● **Verilen metin**:
▼

Hoca Ahmed Yesevi ve Sosyal Bütünleşme

Prof. Dr. Hüsnü Ezber BODUR
Çanakkale Onsekiz Mart Üniversitesi Rektör Yardımcısı ve Ç.Ü. İlahiyat Fakültesi Dekanı

Toplumu meydana getiren temel sektörlerden bir tanesi sosyal sistemdir. Birbirinden bağımsız düşünülemeyen bu alt sistemlerden sosyal sektörün iyi işlememesi durumunda toplumun ayakta kalabilmesi pek mümkün değildir. Toplumun bütünleşmesini sağlayan bir takım değer ve normlardan meydana gelen sosyal sistemi besleyen, dolayısıyla toplumu kuşatan referans çerçevesi de manevi değerlerdir. Türk toplumunu tarihin her döneminde dipdiri tutan ve toplumun çözülmesine neden olabilecek anomik oluşumlara meydan vermeyen bu temellerden birini de Divan-ı Hikmet teşkil eder.

▲

● **Görevler**:
1. Hoca Ahmed Yesevi ve sosyal bütünleşme üzerine olan metne göre, sosyal sistemi besleyen ve toplumu kuşatan referans çerçevesi nedir?
2. Hoca Ahmed Yesevi ve sosyal bütünleşme üzerine olan metnin "Prof. Dr. Hüsnü" sözcüklerini içeren yerle açılıp "Hikmet teşkil eder." ile kapanan kısmını kelimesi kelimesine aktarınız.
Yalnızca metindeki bilgilere dayanınız.

● **Saklanan kayıtlar**:
▼

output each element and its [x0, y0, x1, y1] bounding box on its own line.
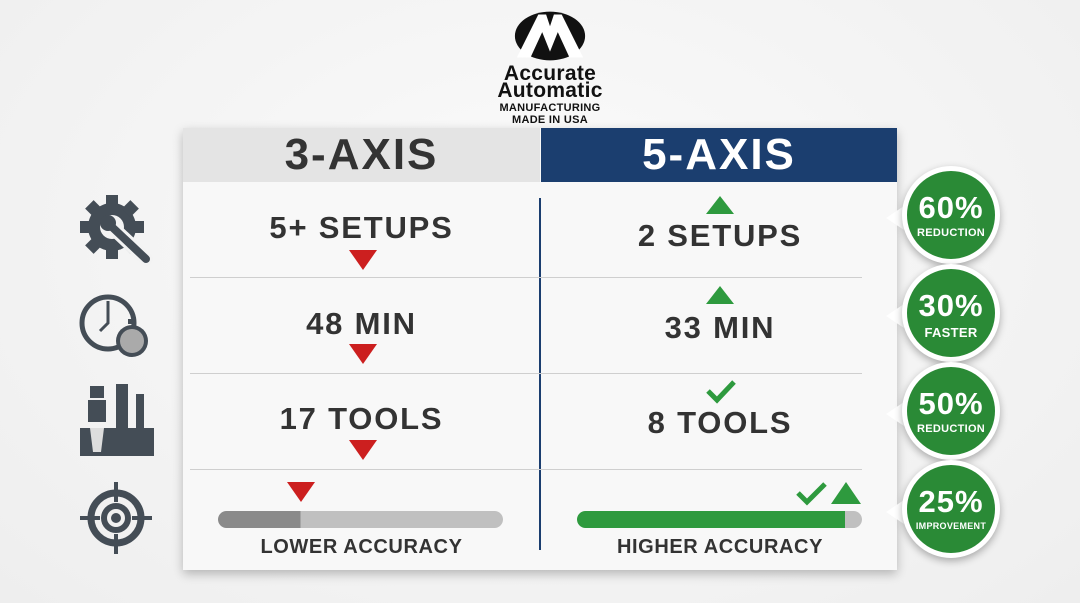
logo: Accurate	[504, 62, 596, 85]
heading: 5-axis	[541, 128, 897, 182]
bar: lower	[218, 511, 503, 528]
badge: 50%	[897, 360, 1004, 464]
bar: higher	[577, 511, 862, 528]
check	[706, 380, 736, 404]
badge: 30%	[897, 262, 1004, 366]
3-axis tools: 17 TOOLS	[280, 401, 443, 436]
icon: gear wrench	[80, 195, 150, 263]
badge: 25%: 25%	[918, 484, 984, 519]
icon: clock stopwatch	[80, 294, 148, 357]
heading: 3-axis	[183, 128, 540, 182]
label higher: HIGHER ACCURACY	[617, 536, 823, 558]
badge: 60%: REDUCTION	[917, 227, 985, 239]
green up arrow	[706, 196, 734, 214]
logo: MANUFACTURING	[499, 102, 601, 114]
logo: MADE IN USA	[512, 114, 588, 126]
3-axis min: 48 MIN	[306, 306, 417, 341]
logo: Automatic	[497, 79, 603, 102]
row: minutes	[306, 286, 775, 364]
icon: AM mark	[514, 12, 586, 60]
heading: 5-axis: 5-AXIS	[642, 130, 796, 179]
divider	[539, 198, 541, 550]
badge: 50%: 50%	[918, 386, 984, 421]
badge: 60%	[897, 164, 1004, 268]
badge: 30%: FASTER	[924, 325, 978, 340]
row: setups	[269, 196, 802, 270]
3-axis setups: 5+ SETUPS	[269, 210, 454, 245]
table panel	[183, 128, 897, 570]
badge: 25%: IMPROVEMENT	[916, 521, 986, 531]
icon: target	[80, 482, 152, 554]
badge: 50%: REDUCTION	[917, 423, 985, 435]
badge: 30%: 30%	[918, 288, 984, 323]
5-axis tools: 8 TOOLS	[648, 405, 792, 440]
5-axis setups: 2 SETUPS	[638, 218, 802, 253]
icon: tools	[80, 384, 154, 456]
label lower: LOWER ACCURACY	[260, 536, 463, 558]
badge: 60%: 60%	[918, 190, 984, 225]
red down arrow	[349, 250, 377, 270]
heading: 3-axis: 3-AXIS	[285, 130, 438, 179]
row: accuracy	[218, 482, 862, 558]
5-axis min: 33 MIN	[665, 310, 775, 345]
logo	[497, 12, 603, 126]
row: tools	[280, 380, 792, 460]
badge: 25%	[897, 458, 1004, 566]
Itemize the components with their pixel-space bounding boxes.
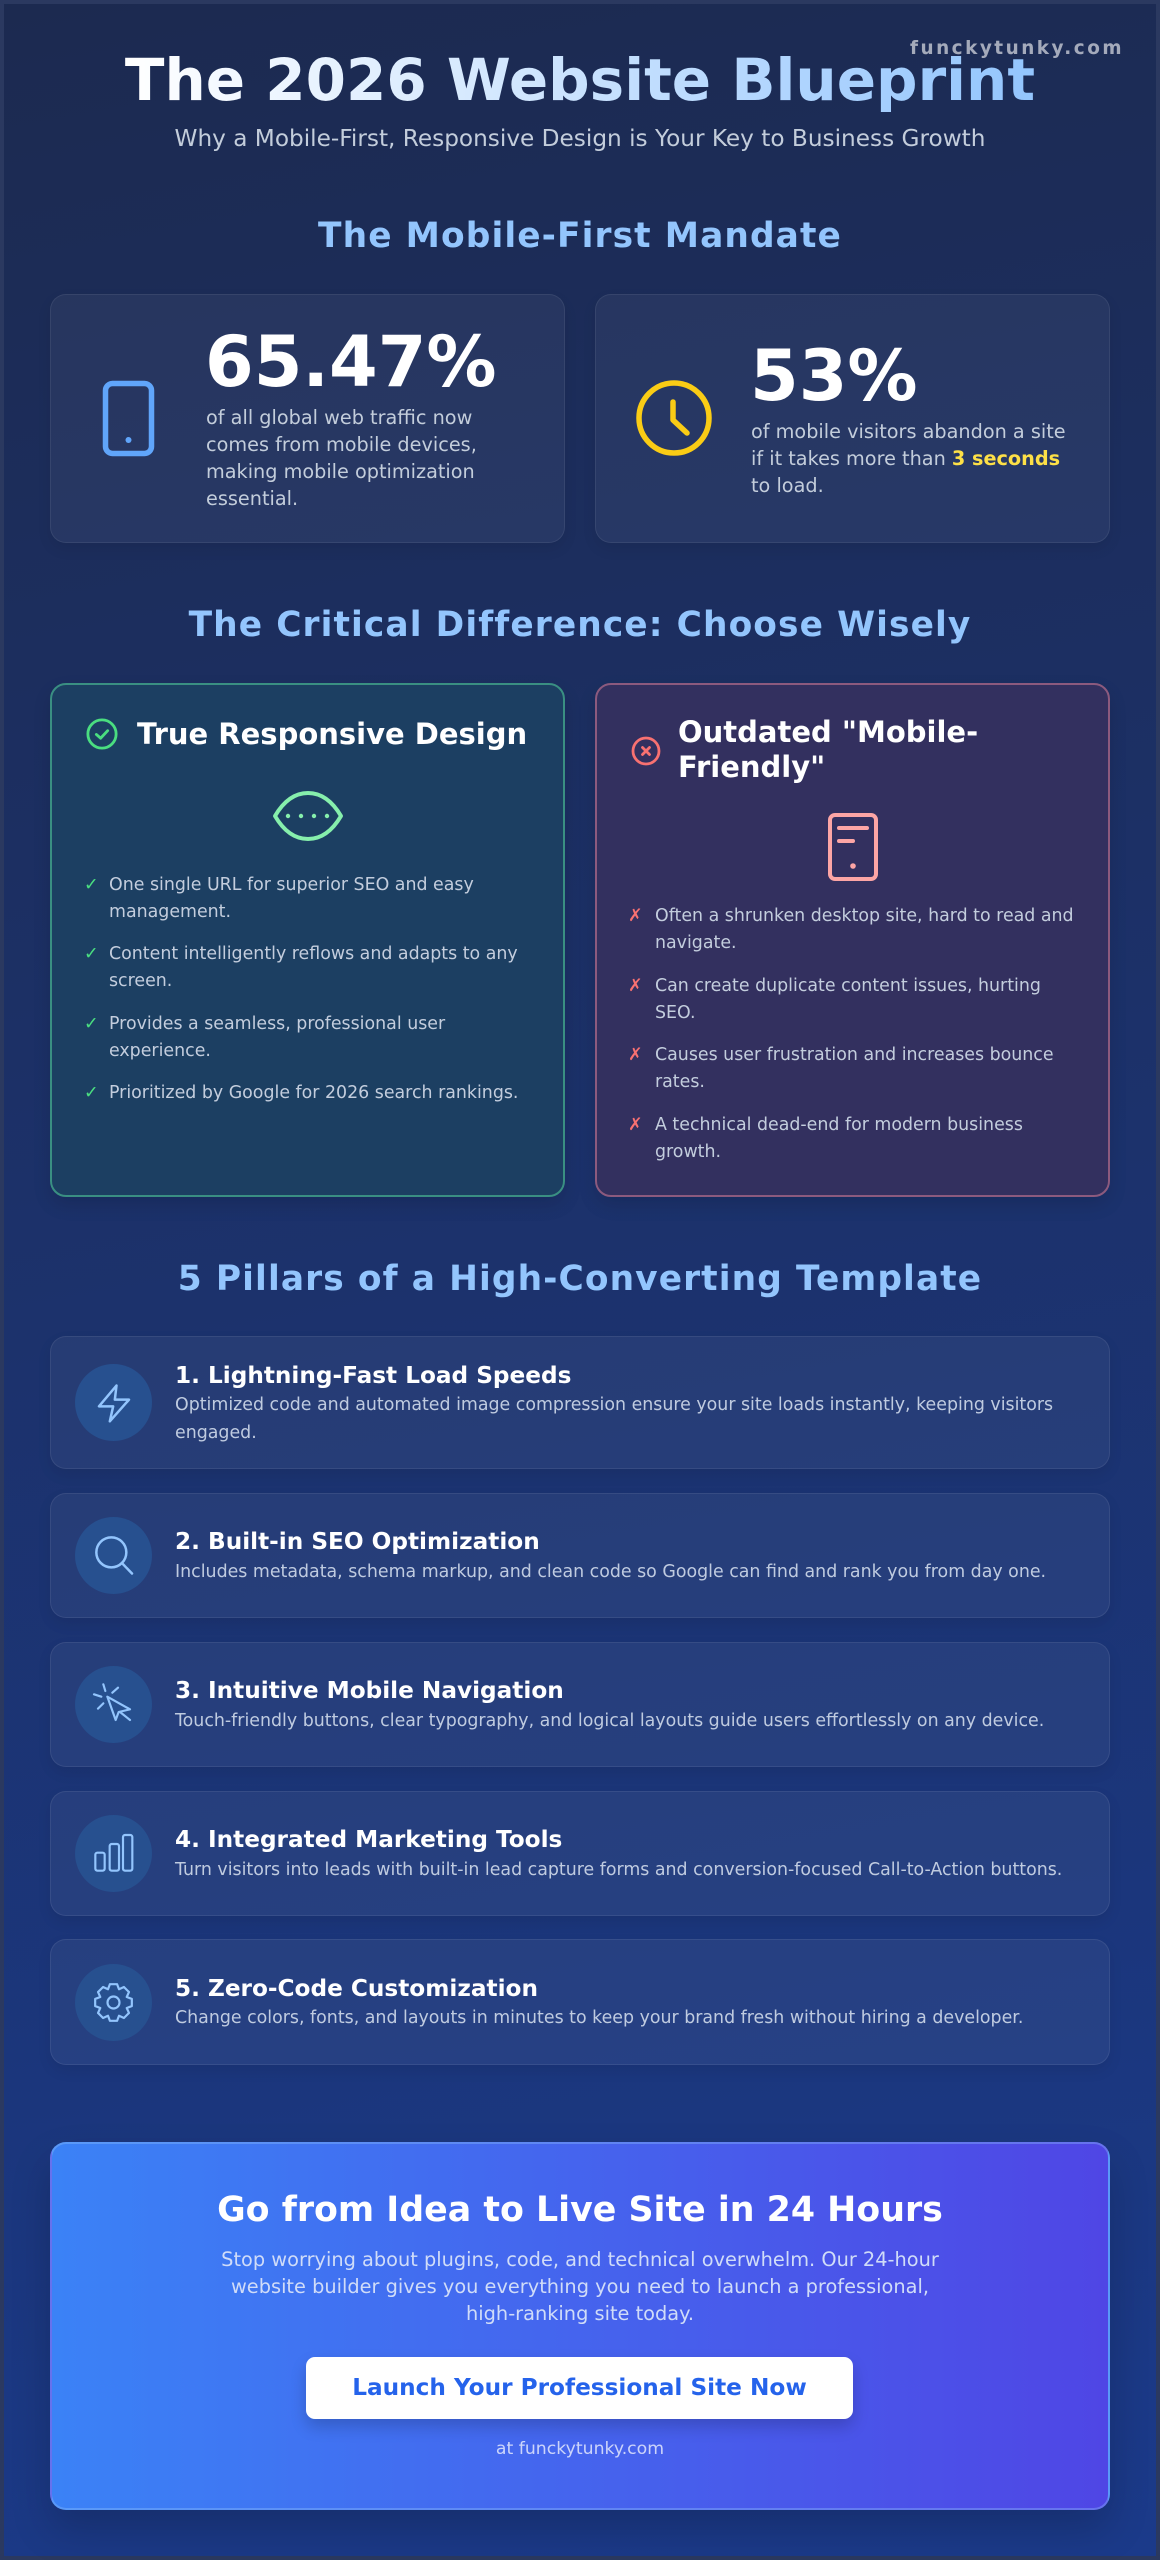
benefit list: screen. — [109, 970, 172, 990]
drawback list: navigate. — [655, 932, 737, 952]
icon: clock — [636, 380, 712, 456]
benefit list — [84, 874, 518, 1102]
pillar 1 description: Optimized code and automated image compression ensure your site loads instantly, keeping visitors — [175, 1395, 1053, 1415]
panel heading: True Responsive Design — [137, 717, 527, 751]
drawback list: ✗ — [628, 906, 643, 926]
heading: 5 pillars: 5 Pillars of a High-Converting Template — [178, 1259, 982, 1299]
panel: pillar 5 — [50, 1939, 1110, 2065]
panel heading: Outdated "Mobile- — [678, 715, 978, 749]
CTA description: website builder gives you everything you need to launch a professional, — [231, 2274, 929, 2298]
title: The 2026 Website Blueprint — [125, 46, 1035, 114]
stat description: making mobile optimization — [206, 460, 475, 483]
drawback list: rates. — [655, 1072, 705, 1092]
CTA button — [306, 2357, 853, 2419]
subtitle: Why a Mobile-First, Responsive Design is Your Key to Business Growth — [175, 125, 985, 152]
CTA heading: Go from Idea to Live Site in 24 Hours — [217, 2190, 943, 2230]
icon: check circle — [86, 718, 118, 750]
stat description: if it takes more than 3 seconds — [751, 447, 1060, 470]
stat description: of all global web traffic now — [206, 406, 472, 429]
stat description — [751, 420, 1066, 497]
pillar 3 description: Touch-friendly buttons, clear typography, and logical layouts guide users effortlessly on any device. — [175, 1710, 1044, 1730]
panel: stat 65.47% — [50, 294, 565, 543]
stat number: 65.47% — [205, 321, 497, 403]
pillar 1 description — [175, 1395, 1053, 1442]
benefit list: ✓ — [84, 944, 99, 964]
panel: pillar 1 — [50, 1336, 1110, 1469]
stat description: to load. — [751, 474, 824, 497]
drawback list: Causes user frustration and increases bounce — [655, 1044, 1054, 1064]
benefit list: ✓ — [84, 874, 99, 894]
pillar 5 description: Change colors, fonts, and layouts in minutes to keep your brand fresh without hiring a developer. — [175, 2008, 1023, 2028]
watermark: funckytunky.com — [910, 38, 1124, 59]
panel: stat 53% — [595, 294, 1110, 543]
benefit list: management. — [109, 902, 231, 922]
panel heading: Friendly" — [678, 750, 825, 784]
benefit list: Content intelligently reflows and adapts to any — [109, 944, 518, 964]
panel: outdated mobile-friendly — [595, 683, 1110, 1197]
icon: gear — [74, 1964, 152, 2041]
drawback list — [628, 906, 1074, 1162]
icon: bar chart — [74, 1815, 152, 1892]
pillar 2 description: Includes metadata, schema markup, and clean code so Google can find and rank you from day one. — [175, 1562, 1046, 1582]
pillar 5 title: 5. Zero-Code Customization — [175, 1975, 538, 2002]
panel: pillar 4 — [50, 1790, 1110, 1916]
drawback list: ✗ — [628, 1044, 643, 1064]
panel: call to action — [50, 2142, 1110, 2510]
CTA description — [221, 2248, 939, 2324]
icon: x circle — [632, 736, 660, 766]
drawback list: ✗ — [628, 1114, 643, 1134]
drawback list: A technical dead-end for modern business — [655, 1114, 1023, 1134]
icon: lightning bolt — [74, 1364, 152, 1441]
heading: critical difference: The Critical Difference: Choose Wisely — [189, 605, 971, 645]
panel: true responsive design — [50, 683, 565, 1197]
benefit list: ✓ — [84, 1082, 99, 1102]
panel heading — [678, 715, 978, 784]
heading: mobile-first mandate: The Mobile-First Mandate — [318, 216, 842, 256]
icon: responsive lens — [273, 791, 343, 841]
benefit list: One single URL for superior SEO and easy — [109, 874, 474, 894]
stat description — [206, 406, 477, 510]
icon: phone — [102, 380, 154, 456]
drawback list: Can create duplicate content issues, hurting — [655, 976, 1041, 996]
CTA description: Stop worrying about plugins, code, and technical overwhelm. Our 24-hour — [221, 2248, 939, 2270]
pillar 4 description: Turn visitors into leads with built-in lead capture forms and conversion-focused Call-to-Action buttons. — [175, 1860, 1062, 1880]
CTA button: Launch Your Professional Site Now — [352, 2374, 807, 2401]
drawback list: SEO. — [655, 1002, 696, 1022]
stat number: 53% — [750, 335, 918, 417]
stat description: comes from mobile devices, — [206, 433, 477, 456]
pillar 1 description: engaged. — [175, 1422, 257, 1442]
drawback list: Often a shrunken desktop site, hard to read and — [655, 906, 1074, 926]
CTA footnote: at funckytunky.com — [496, 2439, 664, 2459]
drawback list: growth. — [655, 1142, 721, 1162]
icon: magnifier — [74, 1517, 152, 1594]
panel: pillar 2 — [50, 1492, 1110, 1618]
benefit list: ✓ — [84, 1014, 99, 1034]
CTA description: high-ranking site today. — [466, 2302, 694, 2324]
pillar 2 title: 2. Built-in SEO Optimization — [175, 1528, 540, 1555]
benefit list: Provides a seamless, professional user — [109, 1014, 445, 1034]
stat description: essential. — [206, 487, 298, 510]
icon: legacy device — [828, 813, 878, 881]
panel: pillar 3 — [50, 1642, 1110, 1767]
benefit list: experience. — [109, 1040, 211, 1060]
icon: cursor click — [74, 1666, 152, 1743]
pillar 3 title: 3. Intuitive Mobile Navigation — [175, 1677, 564, 1704]
drawback list: ✗ — [628, 976, 643, 996]
benefit list: Prioritized by Google for 2026 search rankings. — [109, 1082, 518, 1102]
stat description: of mobile visitors abandon a site — [751, 420, 1066, 443]
pillar 1 title: 1. Lightning-Fast Load Speeds — [175, 1362, 571, 1389]
pillar 4 title: 4. Integrated Marketing Tools — [175, 1826, 562, 1852]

▲

● **Çözümler**:
1. Manevi değerlerdir.

2.
Prof. Dr. Hüsnü Ezber BODUR
Çanakkale Onsekiz Mart Üniversitesi Rektör Yardımcısı ve Ç.Ü. İlahiyat Fakültesi Dekanı

Toplumu meydana getiren temel sektörlerden bir tanesi sosyal sistemdir. Birbirinden bağımsız düşünülemeyen bu alt sistemlerden sosyal sektörün iyi işlememesi durumunda toplumun ayakta kalabilmesi pek mümkün değildir. Toplumun bütünleşmesini sağlayan bir takım değer ve normlardan meydana gelen sosyal sistemi besleyen, dolayısıyla toplumu kuşatan referans çerçevesi de manevi değerlerdir. Türk toplumunu tarihin her döneminde dipdiri tutan ve toplumun çözülmesine neden olabilecek anomik oluşumlara meydan vermeyen bu temellerden birini de Divan-ı Hikmet teşkil eder.